WHAT YOU ARE ASKED TO DO: Set the following entries down again exactly, line by line.

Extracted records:
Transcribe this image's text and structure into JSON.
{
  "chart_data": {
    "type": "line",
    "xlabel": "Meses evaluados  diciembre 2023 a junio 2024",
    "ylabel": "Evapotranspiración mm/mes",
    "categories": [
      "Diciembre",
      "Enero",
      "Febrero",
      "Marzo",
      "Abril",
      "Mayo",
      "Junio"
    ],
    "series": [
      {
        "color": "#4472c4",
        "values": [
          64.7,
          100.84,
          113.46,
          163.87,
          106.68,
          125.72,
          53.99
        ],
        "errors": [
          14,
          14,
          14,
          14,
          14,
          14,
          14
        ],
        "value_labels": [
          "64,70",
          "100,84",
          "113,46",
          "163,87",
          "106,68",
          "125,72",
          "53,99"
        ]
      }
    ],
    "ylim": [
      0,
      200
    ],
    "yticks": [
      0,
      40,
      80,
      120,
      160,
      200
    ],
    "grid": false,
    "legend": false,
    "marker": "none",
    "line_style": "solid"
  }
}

ANSWER TO THIS PROBLEM:
Transcribe this image's text and structure into JSON.
{
  "chart_data": {
    "type": "line",
    "xlabel": "Meses evaluados  diciembre 2023 a junio 2024",
    "ylabel": "Evapotranspiración mm/mes",
    "categories": [
      "Diciembre",
      "Enero",
      "Febrero",
      "Marzo",
      "Abril",
      "Mayo",
      "Junio"
    ],
    "series": [
      {
        "color": "#4472c4",
        "values": [
          64.7,
          100.84,
          113.46,
          163.87,
          106.68,
          125.72,
          53.99
        ],
        "errors": [
          14,
          14,
          14,
          14,
          14,
          14,
          14
        ],
        "value_labels": [
          "64,70",
          "100,84",
          "113,46",
          "163,87",
          "106,68",
          "125,72",
          "53,99"
        ]
      }
    ],
    "ylim": [
      0,
      200
    ],
    "yticks": [
      0,
      40,
      80,
      120,
      160,
      200
    ],
    "grid": false,
    "legend": false,
    "marker": "none",
    "line_style": "solid"
  }
}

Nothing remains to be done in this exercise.